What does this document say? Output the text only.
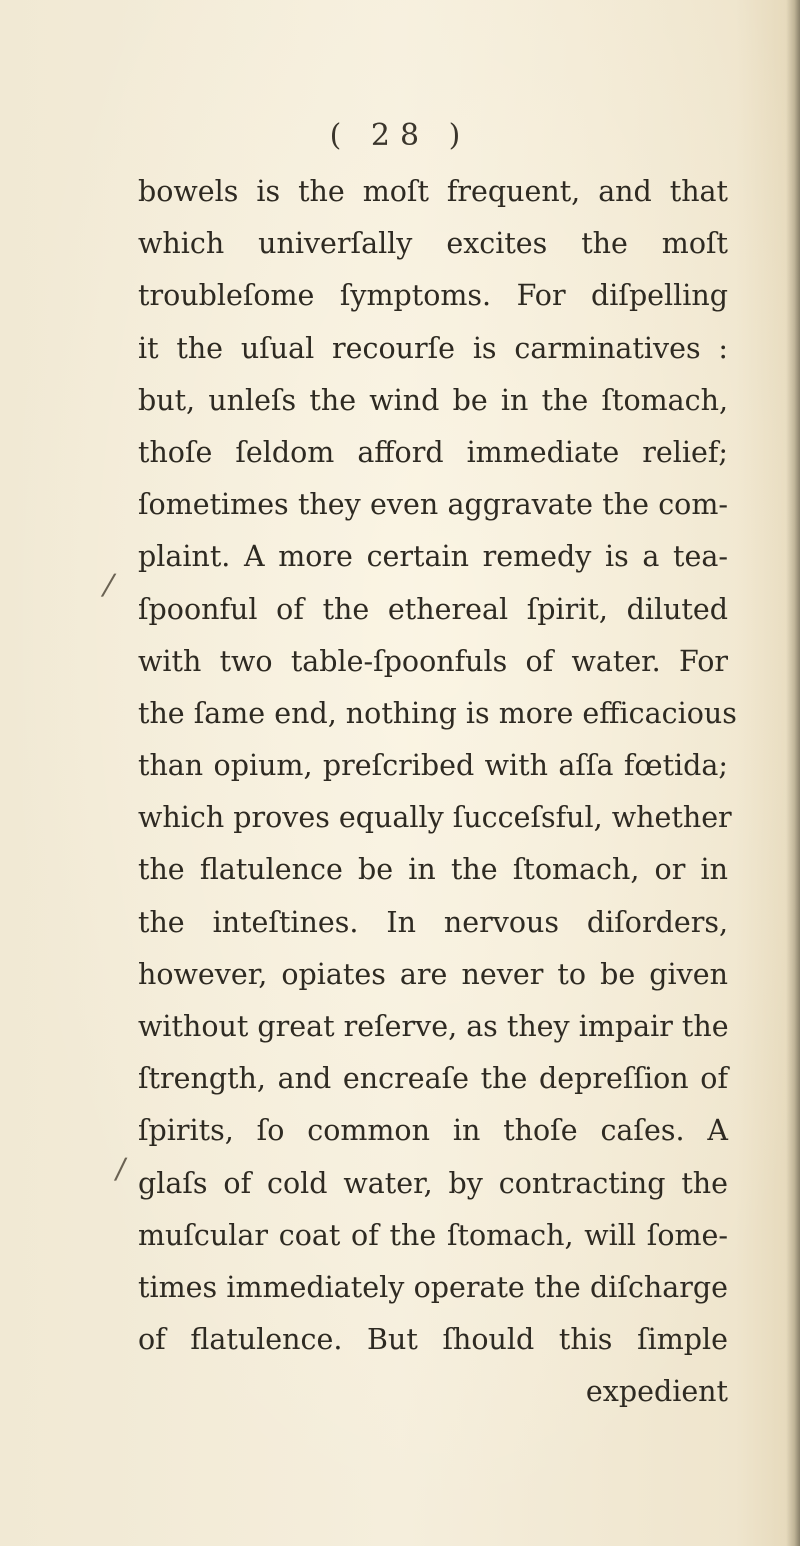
( 28 )
/
/
bowels is the moſt frequent, and that
which univerſally excites the moſt
troubleſome ſymptoms. For diſpelling
it the uſual recourſe is carminatives :
but, unleſs the wind be in the ſtomach,
thoſe ſeldom afford immediate relief;
ſometimes they even aggravate the com-
plaint. A more certain remedy is a tea-
ſpoonful of the ethereal ſpirit, diluted
with two table-ſpoonfuls of water. For
the ſame end, nothing is more efficacious
than opium, preſcribed with aſſa fœtida;
which proves equally ſucceſsful, whether
the flatulence be in the ſtomach, or in
the inteſtines. In nervous diſorders,
however, opiates are never to be given
without great reſerve, as they impair the
ſtrength, and encreaſe the depreſſion of
ſpirits, ſo common in thoſe caſes. A
glaſs of cold water, by contracting the
muſcular coat of the ſtomach, will ſome-
times immediately operate the diſcharge
of flatulence. But ſhould this ſimple
expedient
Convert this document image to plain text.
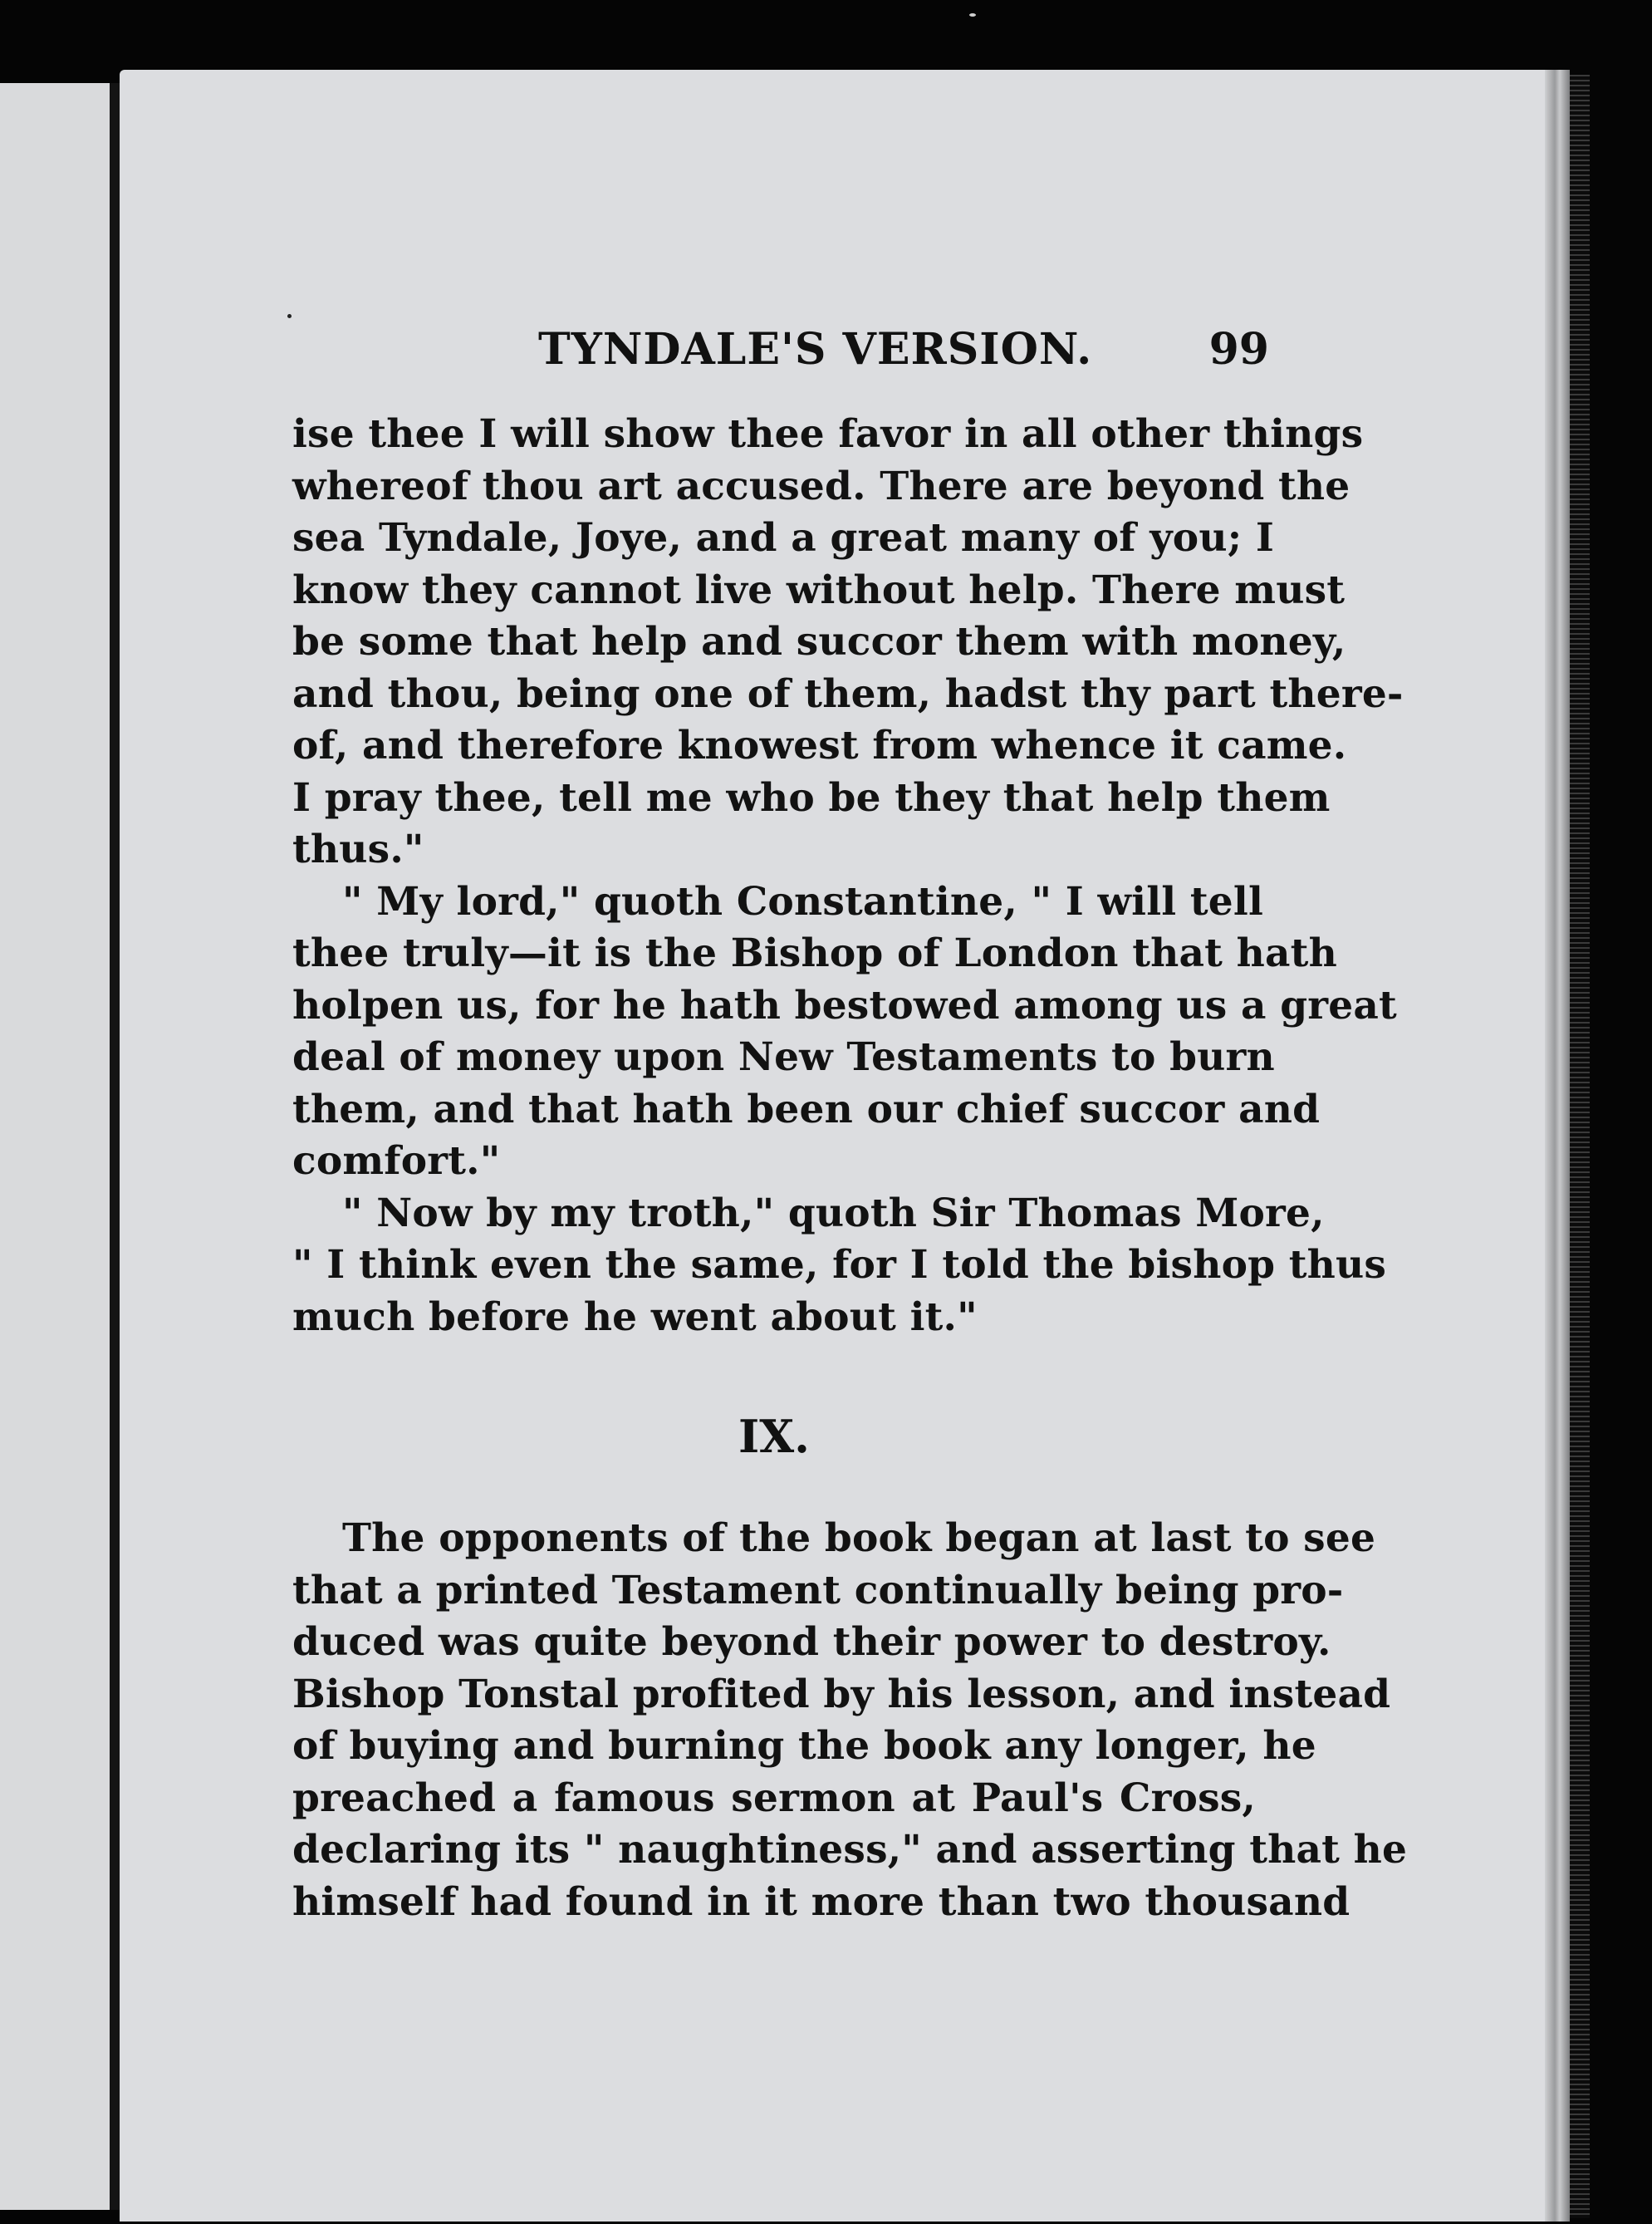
TYNDALE'S VERSION.	99
ise thee I will show thee favor in all other things
whereof thou art accused. There are beyond the
sea Tyndale, Joye, and a great many of you; I
know they cannot live without help. There must
be some that help and succor them with money,
and thou, being one of them, hadst thy part there-
of, and therefore knowest from whence it came.
I pray thee, tell me who be they that help them
thus."
" My lord," quoth Constantine, " I will tell
thee truly—it is the Bishop of London that hath
holpen us, for he hath bestowed among us a great
deal of money upon New Testaments to burn
them, and that hath been our chief succor and
comfort."
" Now by my troth," quoth Sir Thomas More,
" I think even the same, for I told the bishop thus
much before he went about it."
IX.
The opponents of the book began at last to see
that a printed Testament continually being pro-
duced was quite beyond their power to destroy.
Bishop Tonstal profited by his lesson, and instead
of buying and burning the book any longer, he
preached a famous sermon at Paul's Cross,
declaring its " naughtiness," and asserting that he
himself had found in it more than two thousand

━━━━━━

Transcribe the preceding listing in its entirety and with exact wording, leaving out pictures.

Response to this task:
What does this document say? Output the text only.
( 28 )
/
/
bowels is the moſt frequent, and that
which univerſally excites the moſt
troubleſome ſymptoms. For diſpelling
it the uſual recourſe is carminatives :
but, unleſs the wind be in the ſtomach,
thoſe ſeldom afford immediate relief;
ſometimes they even aggravate the com-
plaint. A more certain remedy is a tea-
ſpoonful of the ethereal ſpirit, diluted
with two table-ſpoonfuls of water. For
the ſame end, nothing is more efficacious
than opium, preſcribed with aſſa fœtida;
which proves equally ſucceſsful, whether
the flatulence be in the ſtomach, or in
the inteſtines. In nervous diſorders,
however, opiates are never to be given
without great reſerve, as they impair the
ſtrength, and encreaſe the depreſſion of
ſpirits, ſo common in thoſe caſes. A
glaſs of cold water, by contracting the
muſcular coat of the ſtomach, will ſome-
times immediately operate the diſcharge
of flatulence. But ſhould this ſimple
expedient
Convert this document image to plain text.
TYNDALE'S VERSION.	99
ise thee I will show thee favor in all other things
whereof thou art accused. There are beyond the
sea Tyndale, Joye, and a great many of you; I
know they cannot live without help. There must
be some that help and succor them with money,
and thou, being one of them, hadst thy part there-
of, and therefore knowest from whence it came.
I pray thee, tell me who be they that help them
thus."
" My lord," quoth Constantine, " I will tell
thee truly—it is the Bishop of London that hath
holpen us, for he hath bestowed among us a great
deal of money upon New Testaments to burn
them, and that hath been our chief succor and
comfort."
" Now by my troth," quoth Sir Thomas More,
" I think even the same, for I told the bishop thus
much before he went about it."
IX.
The opponents of the book began at last to see
that a printed Testament continually being pro-
duced was quite beyond their power to destroy.
Bishop Tonstal profited by his lesson, and instead
of buying and burning the book any longer, he
preached a famous sermon at Paul's Cross,
declaring its " naughtiness," and asserting that he
himself had found in it more than two thousand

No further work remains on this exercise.